---------- Data extract
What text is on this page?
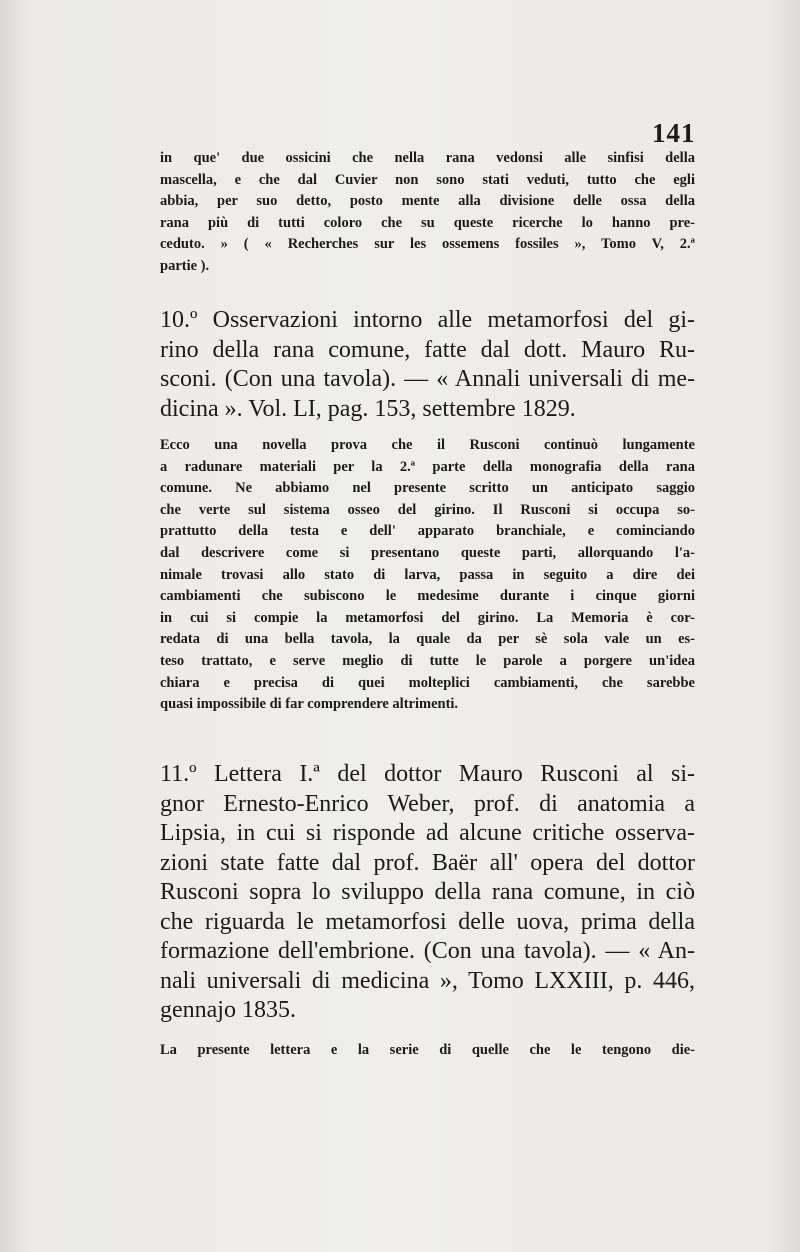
141
in que' due ossicini che nella rana vedonsi alle sinfisi della
mascella, e che dal Cuvier non sono stati veduti, tutto che egli
abbia, per suo detto, posto mente alla divisione delle ossa della
rana più di tutti coloro che su queste ricerche lo hanno pre-
ceduto. » ( « Recherches sur les ossemens fossiles », Tomo V, 2.ª
partie ).
10.º Osservazioni intorno alle metamorfosi del gi-
rino della rana comune, fatte dal dott. Mauro Ru-
sconi. (Con una tavola). — « Annali universali di me-
dicina ». Vol. LI, pag. 153, settembre 1829.
Ecco una novella prova che il Rusconi continuò lungamente
a radunare materiali per la 2.ª parte della monografia della rana
comune. Ne abbiamo nel presente scritto un anticipato saggio
che verte sul sistema osseo del girino. Il Rusconi si occupa so-
prattutto della testa e dell' apparato branchiale, e cominciando
dal descrivere come si presentano queste parti, allorquando l'a-
nimale trovasi allo stato di larva, passa in seguito a dire dei
cambiamenti che subiscono le medesime durante i cinque giorni
in cui si compie la metamorfosi del girino. La Memoria è cor-
redata di una bella tavola, la quale da per sè sola vale un es-
teso trattato, e serve meglio di tutte le parole a porgere un'idea
chiara e precisa di quei molteplici cambiamenti, che sarebbe
quasi impossibile di far comprendere altrimenti.
11.º Lettera I.ª del dottor Mauro Rusconi al si-
gnor Ernesto-Enrico Weber, prof. di anatomia a
Lipsia, in cui si risponde ad alcune critiche osserva-
zioni state fatte dal prof. Baër all' opera del dottor
Rusconi sopra lo sviluppo della rana comune, in ciò
che riguarda le metamorfosi delle uova, prima della
formazione dell'embrione. (Con una tavola). — « An-
nali universali di medicina », Tomo LXXIII, p. 446,
gennajo 1835.
La presente lettera e la serie di quelle che le tengono die-
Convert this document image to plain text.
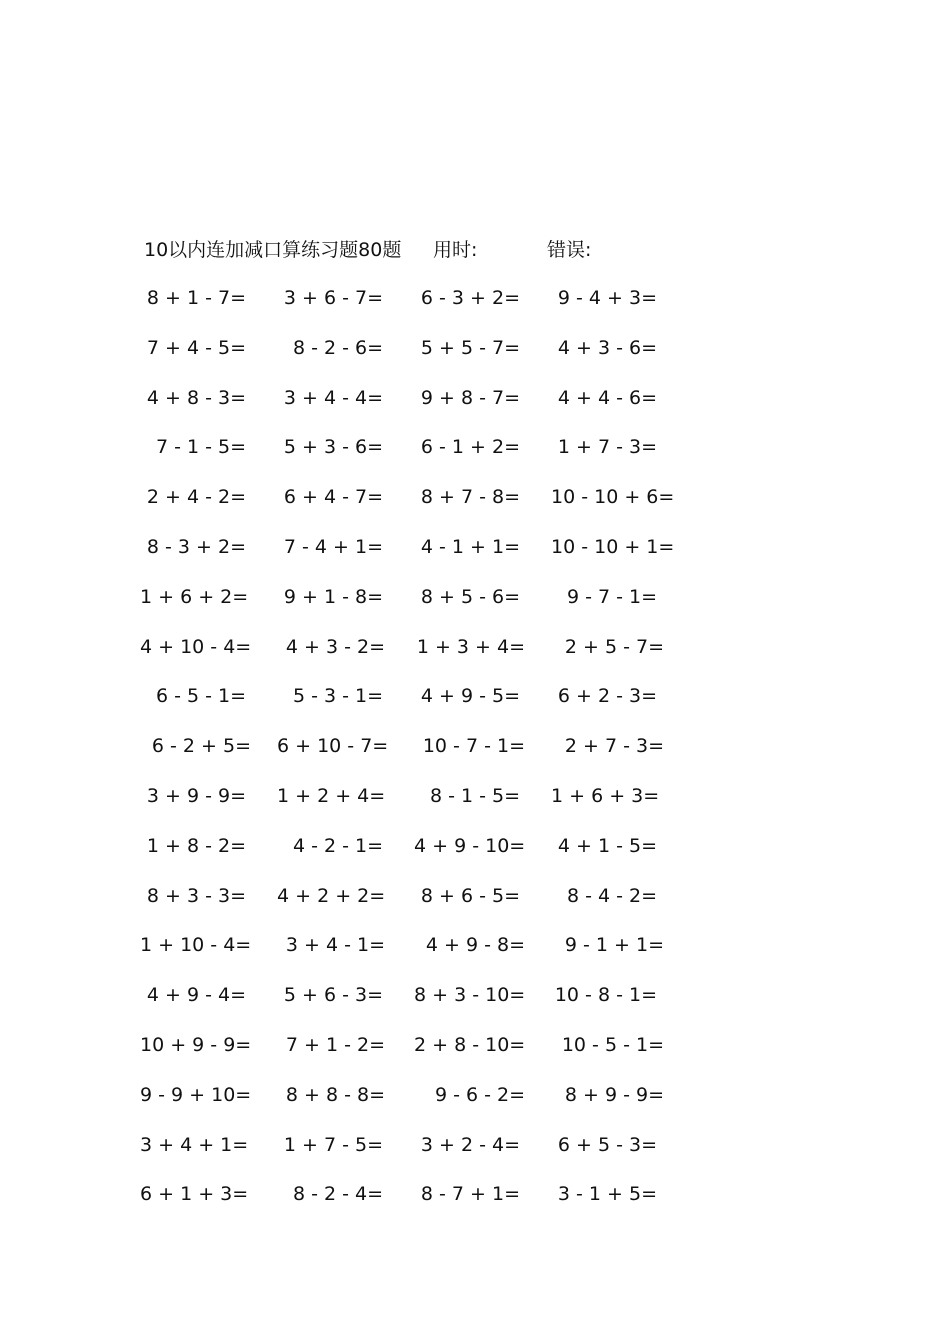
10以内连加减口算练习题80题 用时:	错误:
8 + 1 - 7=	3 + 6 - 7=	6 - 3 + 2=	9 - 4 + 3=
7 + 4 - 5=	8 - 2 - 6=	5 + 5 - 7=	4 + 3 - 6=
4 + 8 - 3=	3 + 4 - 4=	9 + 8 - 7=	4 + 4 - 6=
7 - 1 - 5=	5 + 3 - 6=	6 - 1 + 2=	1 + 7 - 3=
2 + 4 - 2=	6 + 4 - 7=	8 + 7 - 8= 10 - 10 + 6=
8 - 3 + 2=	7 - 4 + 1=	4 - 1 + 1= 10 - 10 + 1=
1 + 6 + 2=	9 + 1 - 8=	8 + 5 - 6=	9 - 7 - 1=
4 + 10 - 4=	4 + 3 - 2= 1 + 3 + 4=	2 + 5 - 7=
6 - 5 - 1=	5 - 3 - 1=	4 + 9 - 5=	6 + 2 - 3=
6 - 2 + 5= 6 + 10 - 7=	10 - 7 - 1=	2 + 7 - 3=
3 + 9 - 9= 1 + 2 + 4=	8 - 1 - 5= 1 + 6 + 3=
1 + 8 - 2=	4 - 2 - 1= 4 + 9 - 10=	4 + 1 - 5=
8 + 3 - 3= 4 + 2 + 2=	8 + 6 - 5=	8 - 4 - 2=
1 + 10 - 4=	3 + 4 - 1=	4 + 9 - 8=	9 - 1 + 1=
4 + 9 - 4=	5 + 6 - 3= 8 + 3 - 10= 10 - 8 - 1=
10 + 9 - 9=	7 + 1 - 2= 2 + 8 - 10=	10 - 5 - 1=
9 - 9 + 10=	8 + 8 - 8=	9 - 6 - 2=	8 + 9 - 9=
3 + 4 + 1=	1 + 7 - 5=	3 + 2 - 4=	6 + 5 - 3=
6 + 1 + 3=	8 - 2 - 4=	8 - 7 + 1=	3 - 1 + 5=
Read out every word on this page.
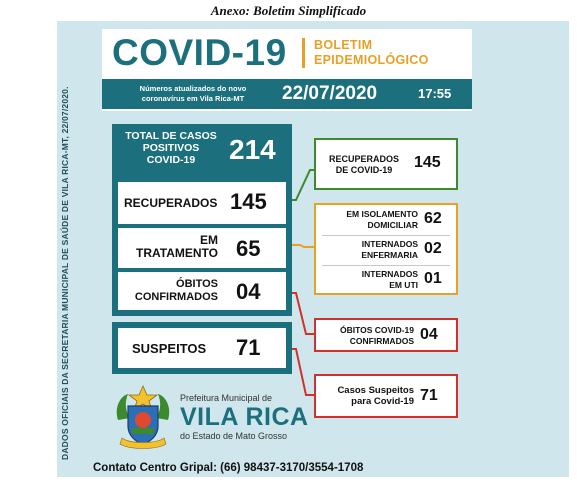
Anexo: Boletim Simplificado
DADOS OFICIAIS DA SECRETARIA MUNICIPAL DE SAÚDE DE VILA RICA-MT, 22/07/2020.
COVID-19 BOLETIM
EPIDEMIOLÓGICO
Números atualizados do novo coronavírus em Vila Rica-MT	22/07/2020	17:55
TOTAL DE CASOS
POSITIVOS
COVID-19	214
RECUPERADOS 145
EM
TRATAMENTO 65
ÓBITOS
CONFIRMADOS 04
SUSPEITOS 71
RECUPERADOS
DE COVID-19	145
EM ISOLAMENTO
DOMICILIAR 62
INTERNADOS
ENFERMARIA 02
INTERNADOS
EM UTI 01
ÓBITOS COVID-19
CONFIRMADOS 04
Casos Suspeitos
para Covid-19 71
Prefeitura Municipal de
VILA RICA
do Estado de Mato Grosso
Contato Centro Gripal: (66) 98437-3170/3554-1708
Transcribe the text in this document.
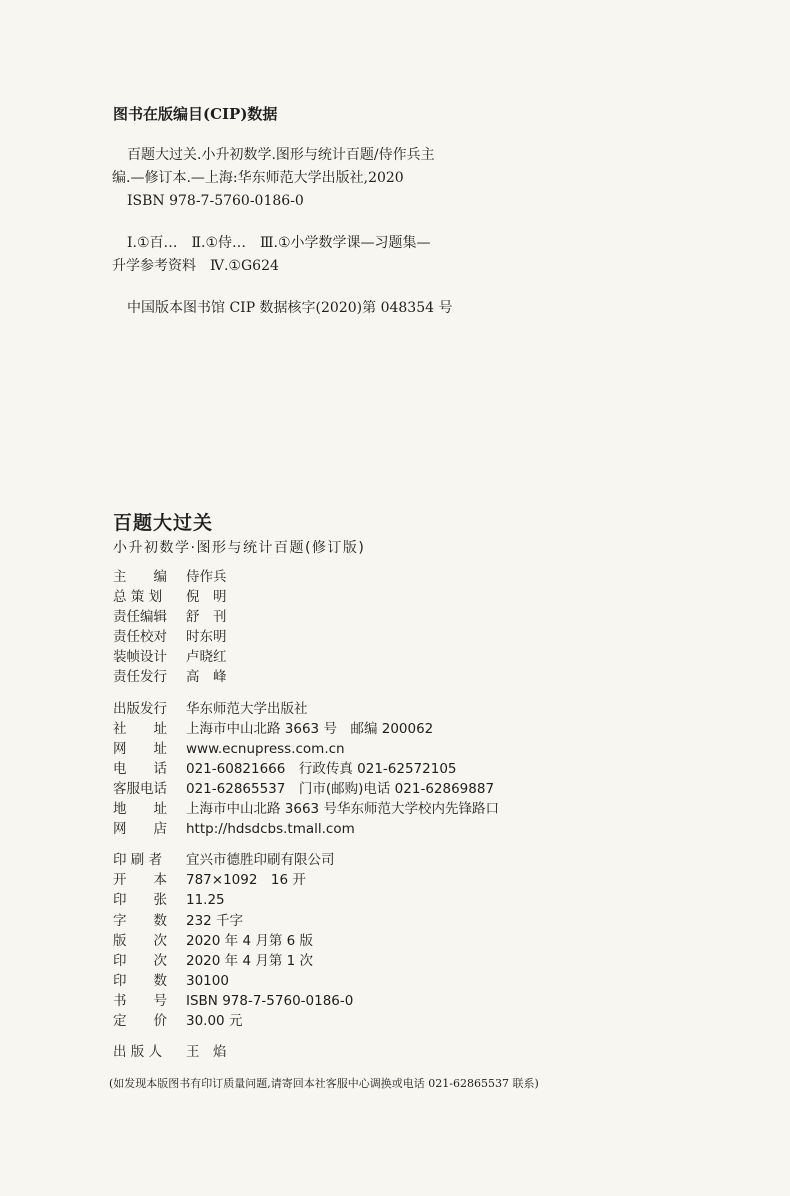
图书在版编目(CIP)数据
百题大过关.小升初数学.图形与统计百题/侍作兵主
编.—修订本.—上海:华东师范大学出版社,2020
ISBN 978-7-5760-0186-0
Ⅰ.①百…　Ⅱ.①侍…　Ⅲ.①小学数学课—习题集—
升学参考资料　Ⅳ.①G624
中国版本图书馆 CIP 数据核字(2020)第 048354 号
百题大过关
小升初数学·图形与统计百题(修订版)
主　　编	侍作兵
总 策 划	倪　明
责任编辑	舒　刊
责任校对	时东明
装帧设计	卢晓红
责任发行	高　峰
出版发行	华东师范大学出版社
社　　址	上海市中山北路 3663 号　邮编 200062
网　　址	www.ecnupress.com.cn
电　　话	021-60821666　行政传真 021-62572105
客服电话	021-62865537　门市(邮购)电话 021-62869887
地　　址	上海市中山北路 3663 号华东师范大学校内先锋路口
网　　店	http://hdsdcbs.tmall.com
印 刷 者	宜兴市德胜印刷有限公司
开　　本	787×1092　16 开
印　　张	11.25
字　　数	232 千字
版　　次	2020 年 4 月第 6 版
印　　次	2020 年 4 月第 1 次
印　　数	30100
书　　号	ISBN 978-7-5760-0186-0
定　　价	30.00 元
出 版 人	王　焰
(如发现本版图书有印订质量问题,请寄回本社客服中心调换或电话 021-62865537 联系)
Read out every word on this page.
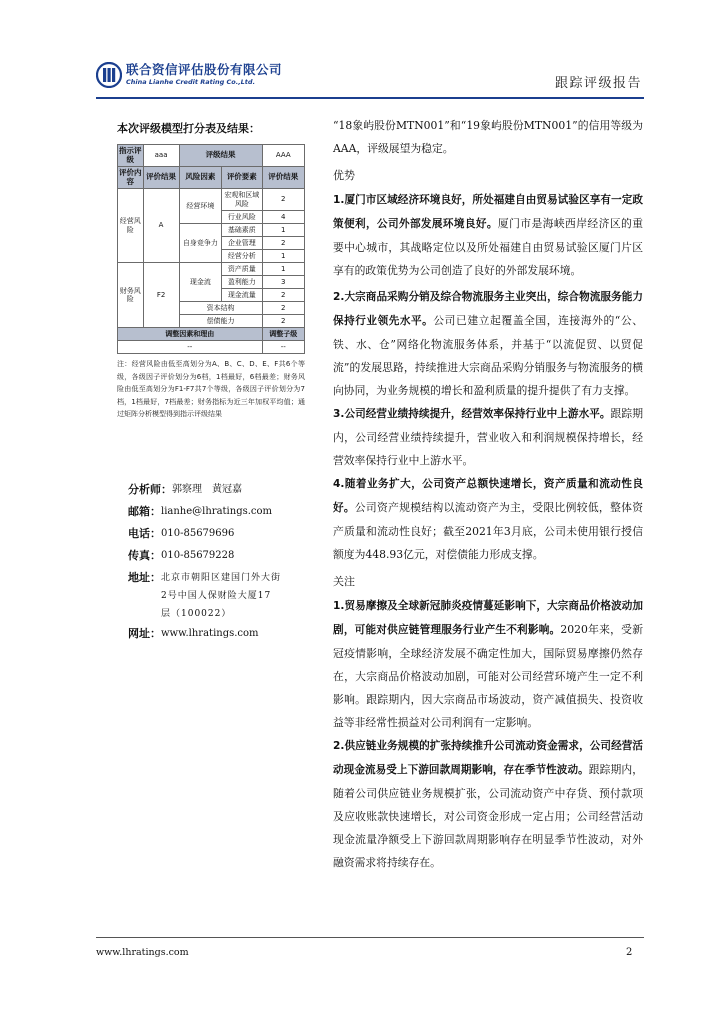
联合资信评估股份有限公司
China Lianhe Credit Rating Co.,Ltd.	跟踪评级报告
本次评级模型打分表及结果：
指示评级	aaa	评级结果		AAA
评价内容	评价结果	风险因素	评价要素	评价结果
经营风险	A	经营环境	宏观和区域风险	2
			行业风险	4
		自身竞争力	基础素质	1
			企业管理	2
			经营分析	1
财务风险	F2	现金流	资产质量	1
			盈利能力	3
			现金流量	2
		资本结构		2
		偿债能力		2
调整因素和理由				调整子级
--				--
注：经营风险由低至高划分为A、B、C、D、E、F共6个等级，各级因子评价划分为6档，1档最好，6档最差；财务风险由低至高划分为F1-F7共7个等级，各级因子评价划分为7档，1档最好，7档最差；财务指标为近三年加权平均值；通过矩阵分析模型得到指示评级结果
分析师： 郭察理　黄冠嘉
邮箱： lianhe@lhratings.com
电话： 010-85679696
传真： 010-85679228
地址： 北京市朝阳区建国门外大街2号中国人保财险大厦17层（100022）
网址： www.lhratings.com

“18象屿股份MTN001”和“19象屿股份MTN001”的信用等级为AAA，评级展望为稳定。

优势

1.厦门市区域经济环境良好，所处福建自由贸易试验区享有一定政策便利，公司外部发展环境良好。厦门市是海峡西岸经济区的重要中心城市，其战略定位以及所处福建自由贸易试验区厦门片区享有的政策优势为公司创造了良好的外部发展环境。

2.大宗商品采购分销及综合物流服务主业突出，综合物流服务能力保持行业领先水平。公司已建立起覆盖全国，连接海外的“公、铁、水、仓”网络化物流服务体系，并基于“以流促贸、以贸促流”的发展思路，持续推进大宗商品采购分销服务与物流服务的横向协同，为业务规模的增长和盈利质量的提升提供了有力支撑。

3.公司经营业绩持续提升，经营效率保持行业中上游水平。跟踪期内，公司经营业绩持续提升，营业收入和利润规模保持增长，经营效率保持行业中上游水平。

4.随着业务扩大，公司资产总额快速增长，资产质量和流动性良好。公司资产规模结构以流动资产为主，受限比例较低，整体资产质量和流动性良好；截至2021年3月底，公司未使用银行授信额度为448.93亿元，对偿债能力形成支撑。

关注

1.贸易摩擦及全球新冠肺炎疫情蔓延影响下，大宗商品价格波动加剧，可能对供应链管理服务行业产生不利影响。2020年来，受新冠疫情影响，全球经济发展不确定性加大，国际贸易摩擦仍然存在，大宗商品价格波动加剧，可能对公司经营环境产生一定不利影响。跟踪期内，因大宗商品市场波动，资产减值损失、投资收益等非经常性损益对公司利润有一定影响。

2.供应链业务规模的扩张持续推升公司流动资金需求，公司经营活动现金流易受上下游回款周期影响，存在季节性波动。跟踪期内，随着公司供应链业务规模扩张，公司流动资产中存货、预付款项及应收账款快速增长，对公司资金形成一定占用；公司经营活动现金流量净额受上下游回款周期影响存在明显季节性波动，对外融资需求将持续存在。

www.lhratings.com	2
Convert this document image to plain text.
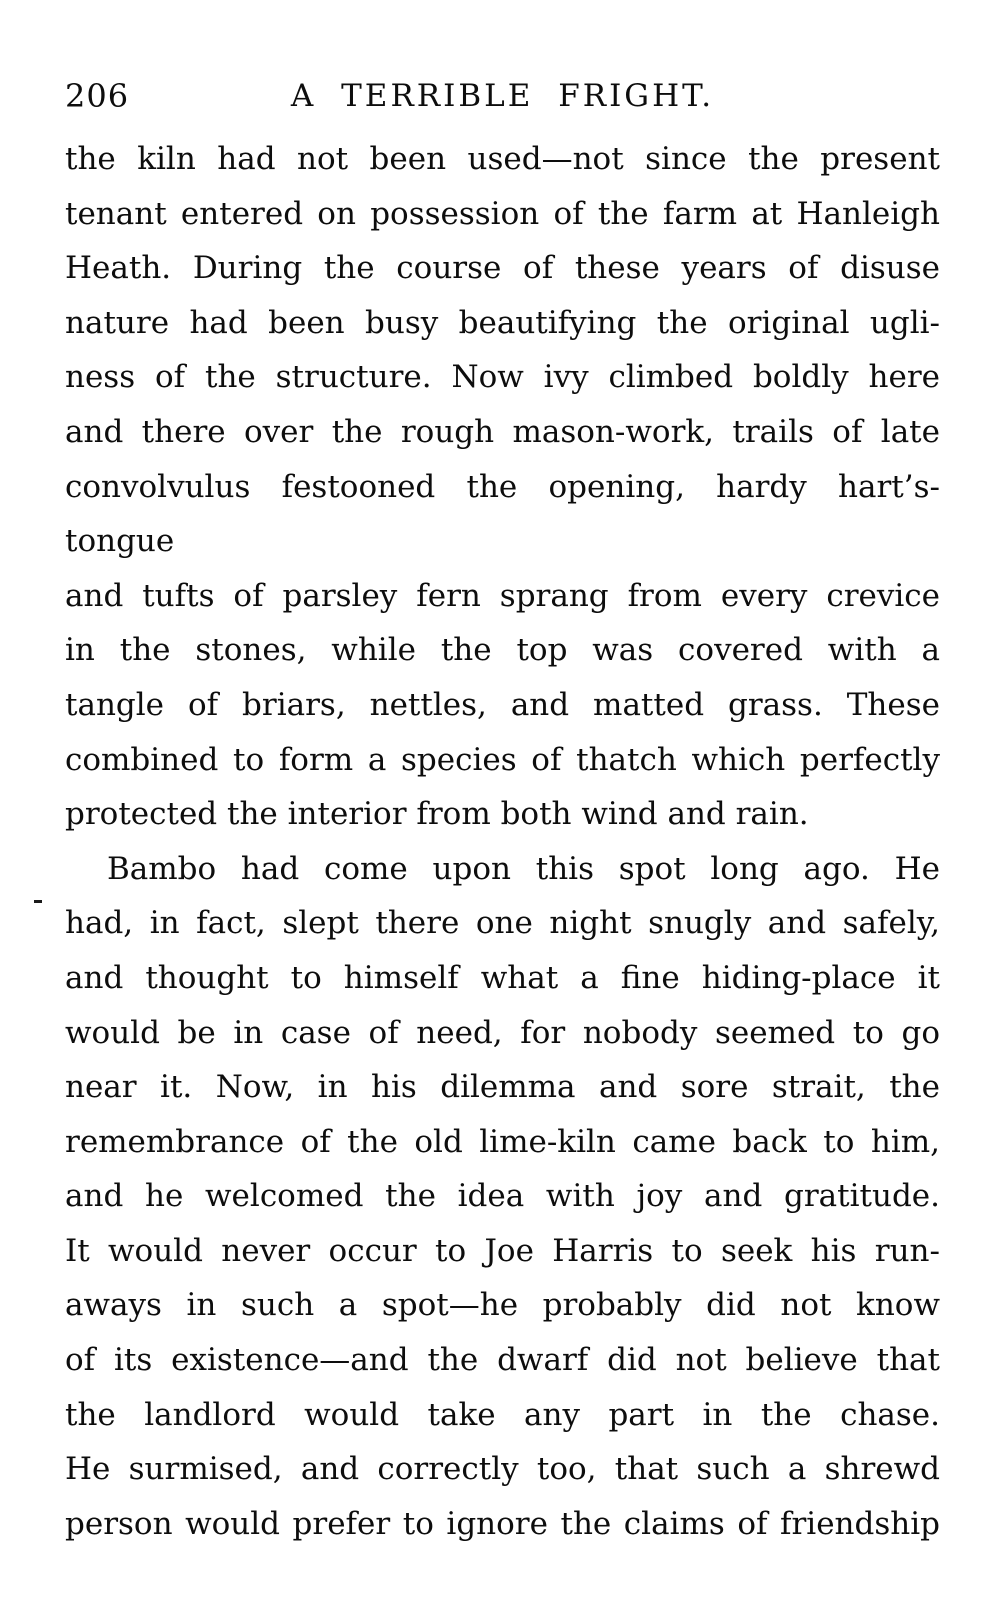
206	A TERRIBLE FRIGHT.
the kiln had not been used—not since the present
tenant entered on possession of the farm at Hanleigh
Heath. During the course of these years of disuse
nature had been busy beautifying the original ugli-
ness of the structure. Now ivy climbed boldly here
and there over the rough mason-work, trails of late
convolvulus festooned the opening, hardy hart’s-tongue
and tufts of parsley fern sprang from every crevice
in the stones, while the top was covered with a
tangle of briars, nettles, and matted grass. These
combined to form a species of thatch which perfectly
protected the interior from both wind and rain.
Bambo had come upon this spot long ago. He
had, in fact, slept there one night snugly and safely,
and thought to himself what a fine hiding-place it
would be in case of need, for nobody seemed to go
near it. Now, in his dilemma and sore strait, the
remembrance of the old lime-kiln came back to him,
and he welcomed the idea with joy and gratitude.
It would never occur to Joe Harris to seek his run-
aways in such a spot—he probably did not know
of its existence—and the dwarf did not believe that
the landlord would take any part in the chase.
He surmised, and correctly too, that such a shrewd
person would prefer to ignore the claims of friendship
--------------------
— Task brief —
Note each line of the entries that has "from" in it, and copy those lines.

— Right answer —
and tufts of parsley fern sprang from every crevice
protected the interior from both wind and rain.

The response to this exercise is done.